======== EXCERPT ========

On December 6, 2010, the Company completed a public
offering of $300.0 million 4.5% Notes due
December 15, 2020 (“4.5% Senior Notes”). The
net proceeds from the offering of approximately
$295.7 million, after deducting the $1.6 million
issuance discount, the $1.9 million underwriting commission
and estimated offering expenses of approximately
$0.8 million, was used to repay $250.0 million of
outstanding indebtedness under the Credit Facility. The balance
of the net proceeds will be used for general corporate purposes.
The 4.5% Senior Notes will bear interest at a rate of 4.5%
per annum, which is payable semi-annually in arrears each June
15 and December 15, beginning June 15, 2011. The
Company may redeem all or part of the 4.5% Senior Notes at
any time prior to maturity at the redemption prices set forth in
the Note Indenture (“Indenture”) governing the
4.5% Senior Notes. The Company may issue additional debt
from time to time pursuant to the Indenture. The Indenture and
4.5% Senior Notes contain covenants that limit the
Company’s ability to, among other things, incur certain
liens securing indebtedness, engage in certain sale-leaseback
transactions, and enter into certain consolidations, mergers,
conveyances, transfers or leases of all or substantially all the
Company’s assets. The terms of the 4.5% Senior Notes
also require the Company to make an offer to repurchase
4.5% Senior Notes upon a change of control triggering event
(as defined in the Indenture) at a price equal to 101% of their
principal amount plus accrued and unpaid interest if any.

======== RAW RECORDS ========

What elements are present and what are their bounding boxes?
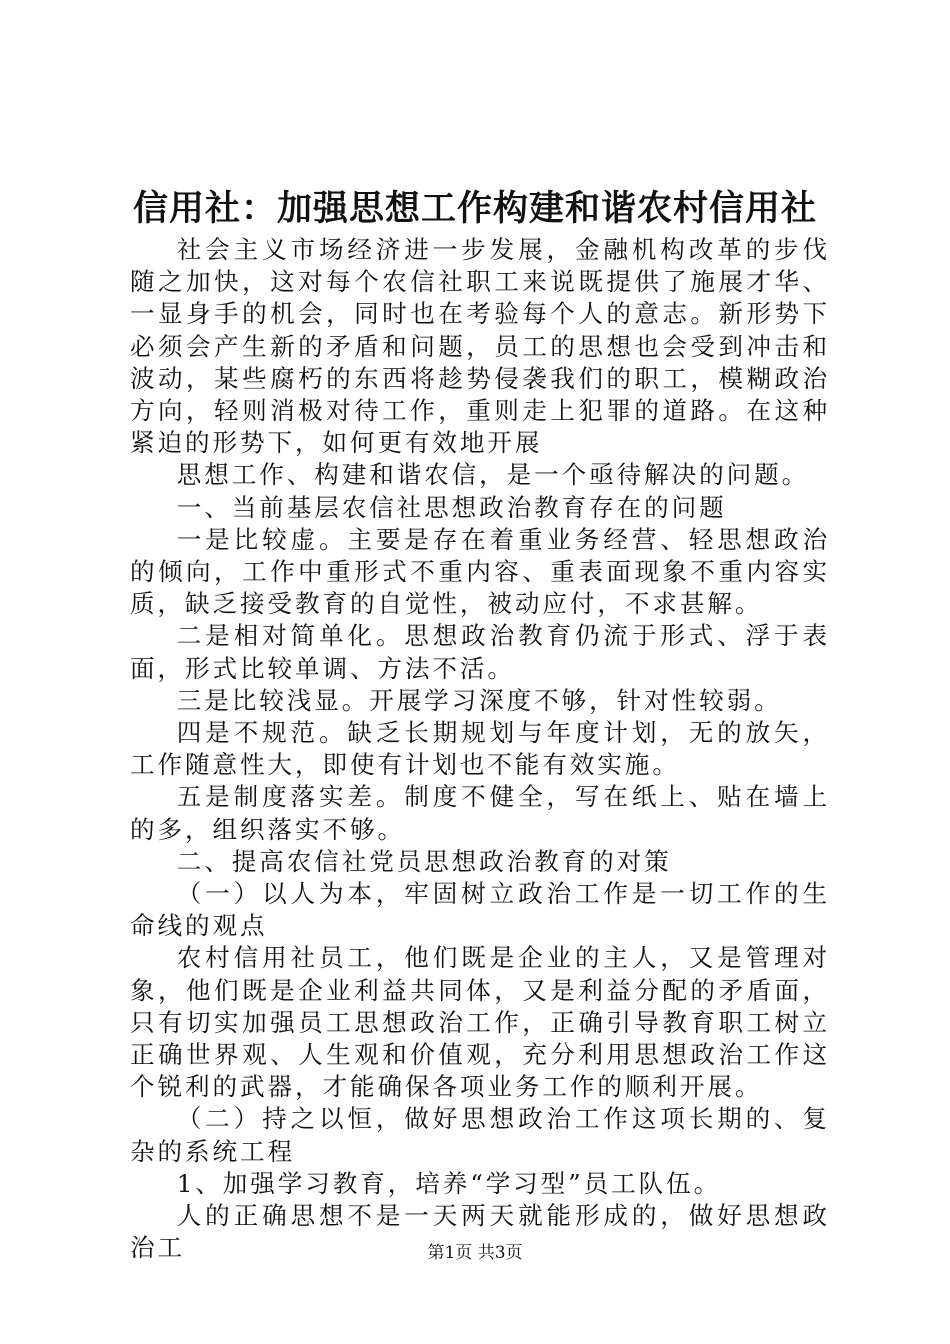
problem-item-2: 二是相对简单化。思想政治教育仍流于形式、浮于表面，形式比较单调、方法不活。 (130, 621, 830, 683)
subsection-heading-1: （一）以人为本，牢固树立政治工作是一切工作的生命线的观点 (130, 879, 830, 941)
paragraph-intro-continued: 思想工作、构建和谐农信，是一个亟待解决的问题。 (176, 460, 810, 490)
problem-item-5: 五是制度落实差。制度不健全，写在纸上、贴在墙上的多，组织落实不够。 (130, 782, 830, 844)
page-footer: 第1页 共3页 (427, 1243, 523, 1263)
problem-item-1: 一是比较虚。主要是存在着重业务经营、轻思想政治的倾向，工作中重形式不重内容、重表面现象不重内容实质，缺乏接受教育的自觉性，被动应付，不求甚解。 (130, 524, 830, 619)
document-title: 信用社：加强思想工作构建和谐农村信用社 (132, 189, 817, 229)
point-heading-1: 1、加强学习教育，培养“学习型”员工队伍。 (176, 1168, 722, 1198)
paragraph-point-1: 人的正确思想不是一天两天就能形成的，做好思想政治工 (130, 1201, 830, 1263)
paragraph-subsection-1: 农村信用社员工，他们既是企业的主人，又是管理对象，他们既是企业利益共同体，又是利益分配的矛盾面，只有切实加强员工思想政治工作，正确引导教育职工树立正确世界观、人生观和价值观，充分利用思想政治工作这个锐利的武器，才能确保各项业务工作的顺利开展。 (130, 943, 830, 1102)
problem-item-3: 三是比较浅显。开展学习深度不够，针对性较弱。 (176, 685, 782, 715)
section-heading-1: 一、当前基层农信社思想政治教育存在的问题 (176, 492, 727, 522)
section-heading-2: 二、提高农信社党员思想政治教育的对策 (176, 846, 672, 876)
subsection-heading-2: （二）持之以恒，做好思想政治工作这项长期的、复杂的系统工程 (130, 1104, 830, 1166)
document-body (130, 234, 830, 1265)
paragraph-intro: 社会主义市场经济进一步发展，金融机构改革的步伐随之加快，这对每个农信社职工来说既提供了施展才华、一显身手的机会，同时也在考验每个人的意志。新形势下必须会产生新的矛盾和问题，员工的思想也会受到冲击和波动，某些腐朽的东西将趁势侵袭我们的职工，模糊政治方向，轻则消极对待工作，重则走上犯罪的道路。在这种紧迫的形势下，如何更有效地开展 (130, 235, 830, 458)
problem-item-4: 四是不规范。缺乏长期规划与年度计划，无的放矢，工作随意性大，即使有计划也不能有效实施。 (130, 718, 830, 780)
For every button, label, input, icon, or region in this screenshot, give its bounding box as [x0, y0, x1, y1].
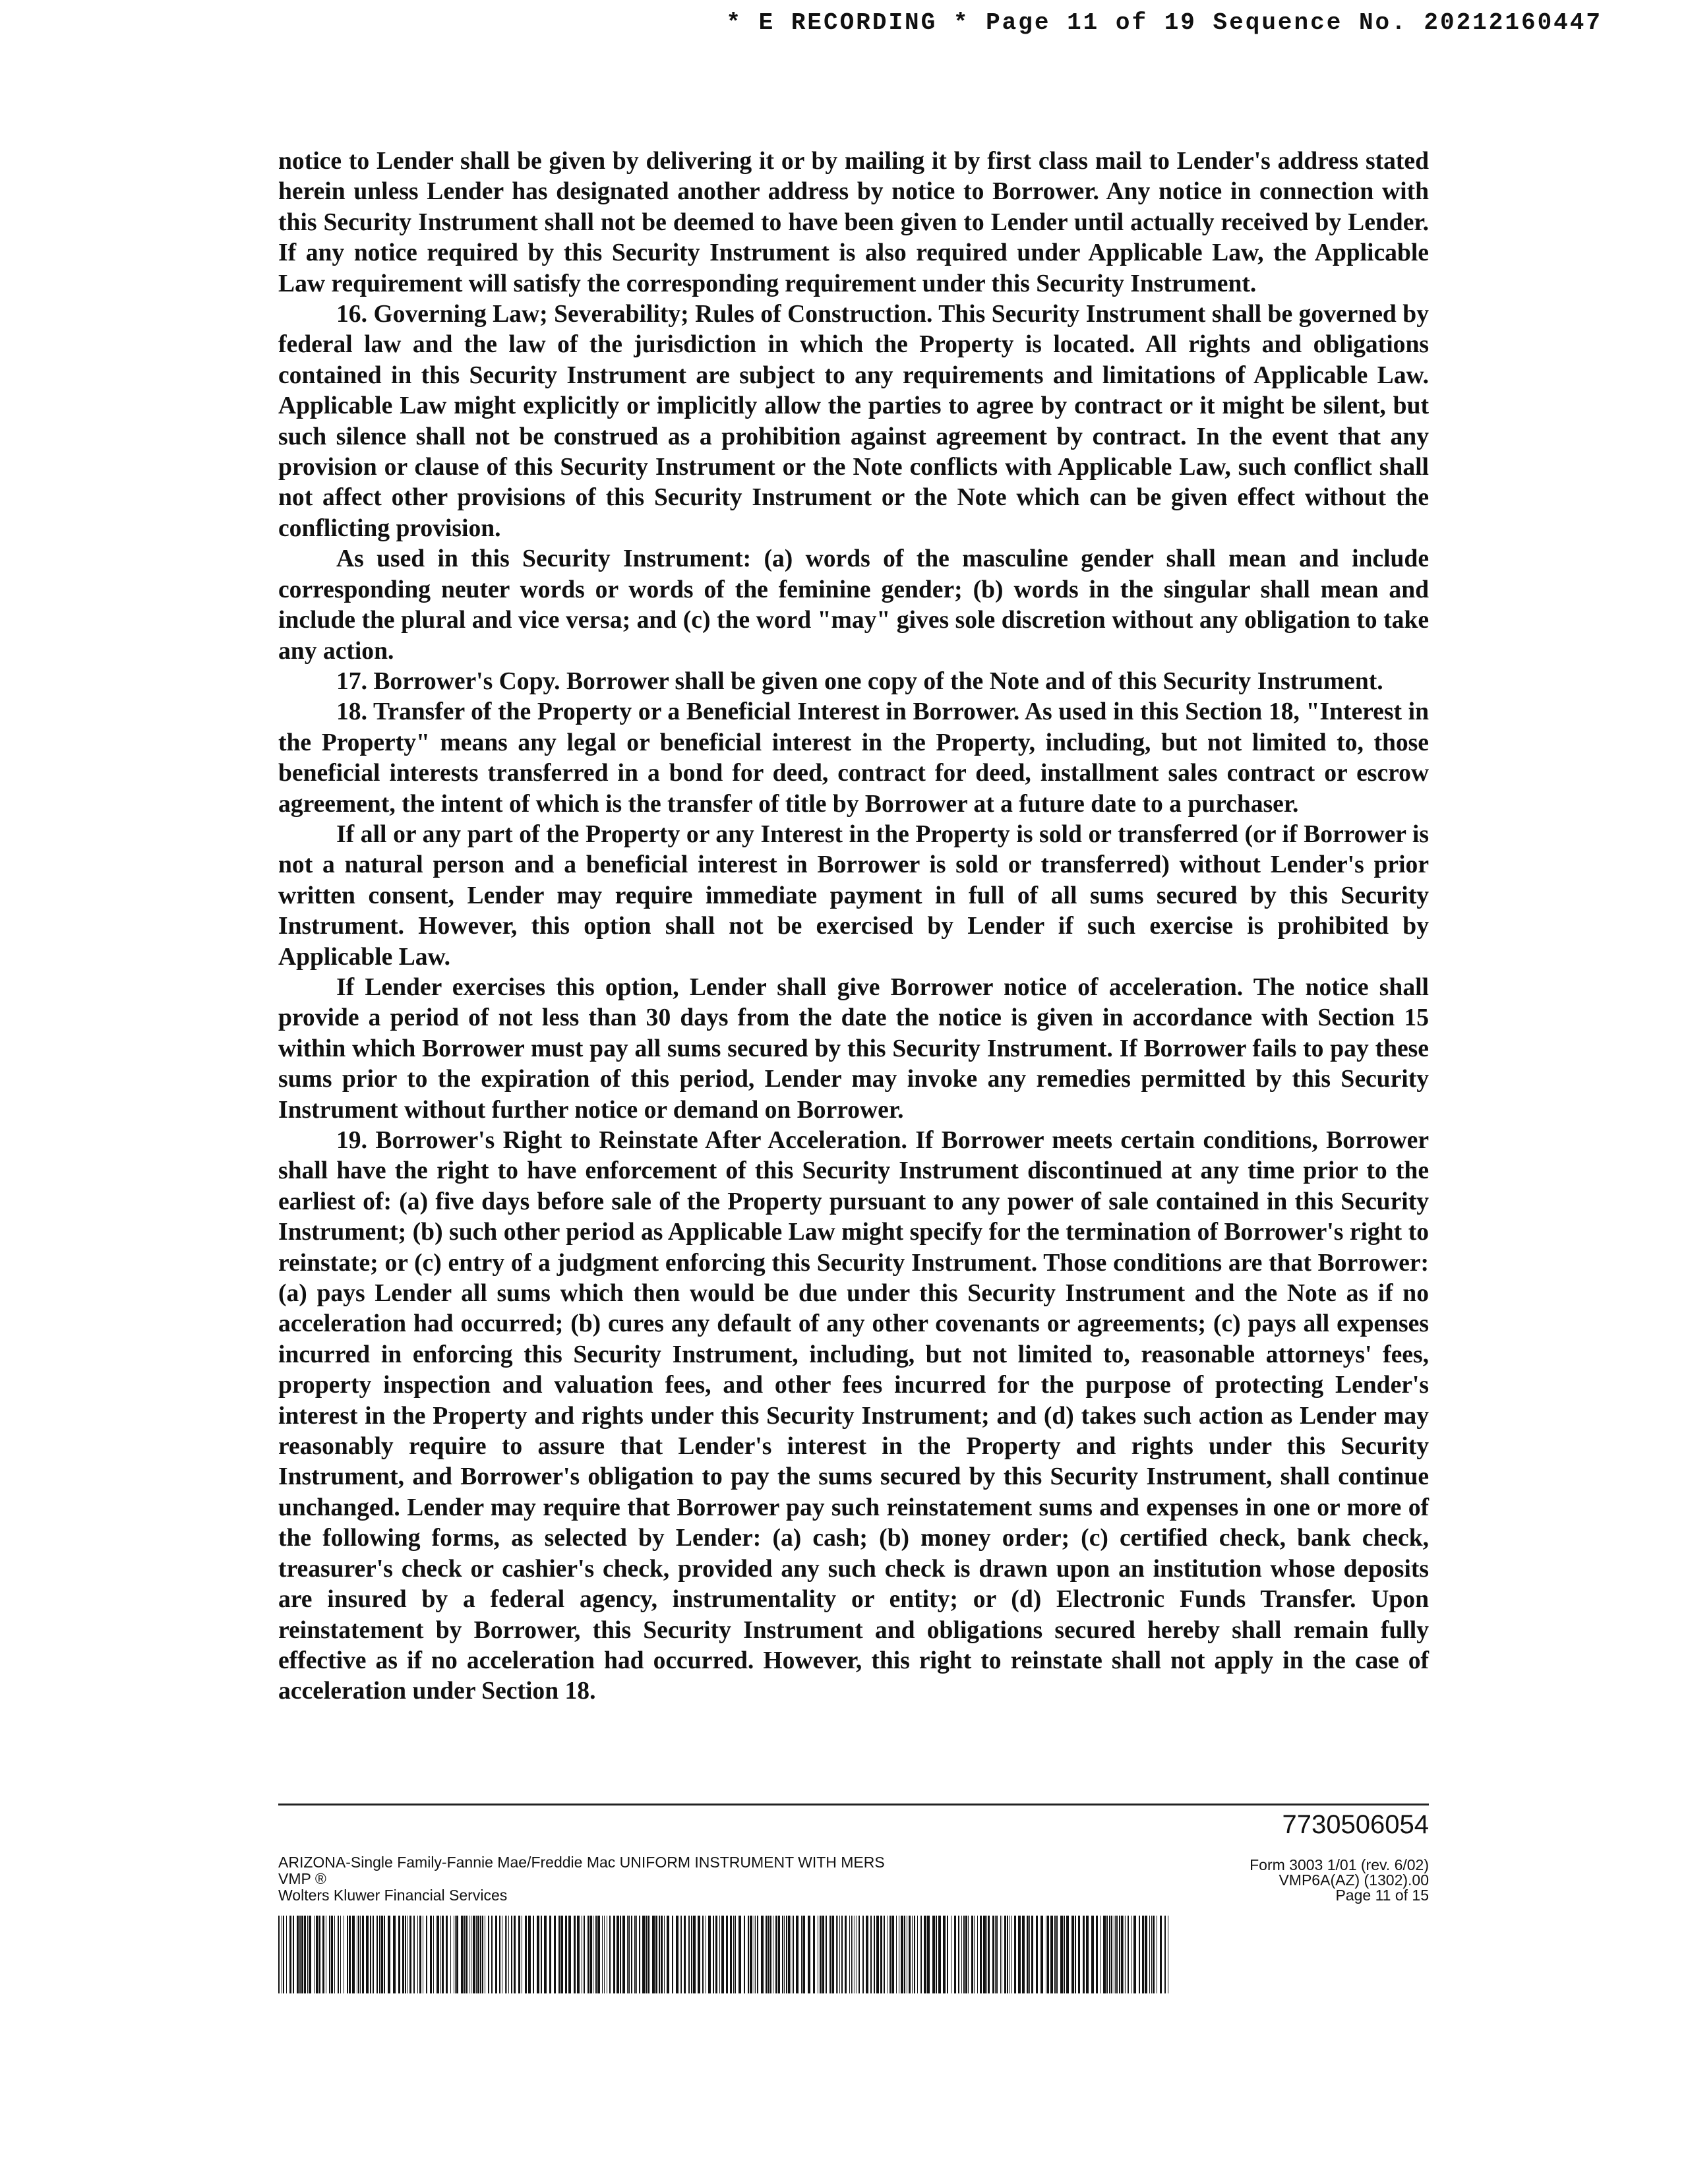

========

REQUESTS.
1. In the excerpt, on what date does the first interest payment on the 4.5% Senior Notes fall?
2. Please edit the part of the records that opens with the line containing "621, 830, 683)" and closes with the line containing "524, 830, 619)", replacing "problem-item" with "issue-item" and changing nothing else. Return only those lines.

SOLUTION SET.
1. June 15, 2011

2.
issue-item-2: 二是相对简单化。思想政治教育仍流于形式、浮于表面，形式比较单调、方法不活。 (130, 621, 830, 683)
subsection-heading-1: （一）以人为本，牢固树立政治工作是一切工作的生命线的观点 (130, 879, 830, 941)
paragraph-intro-continued: 思想工作、构建和谐农信，是一个亟待解决的问题。 (176, 460, 810, 490)
issue-item-5: 五是制度落实差。制度不健全，写在纸上、贴在墙上的多，组织落实不够。 (130, 782, 830, 844)
page-footer: 第1页 共3页 (427, 1243, 523, 1263)
issue-item-1: 一是比较虚。主要是存在着重业务经营、轻思想政治的倾向，工作中重形式不重内容、重表面现象不重内容实质，缺乏接受教育的自觉性，被动应付，不求甚解。 (130, 524, 830, 619)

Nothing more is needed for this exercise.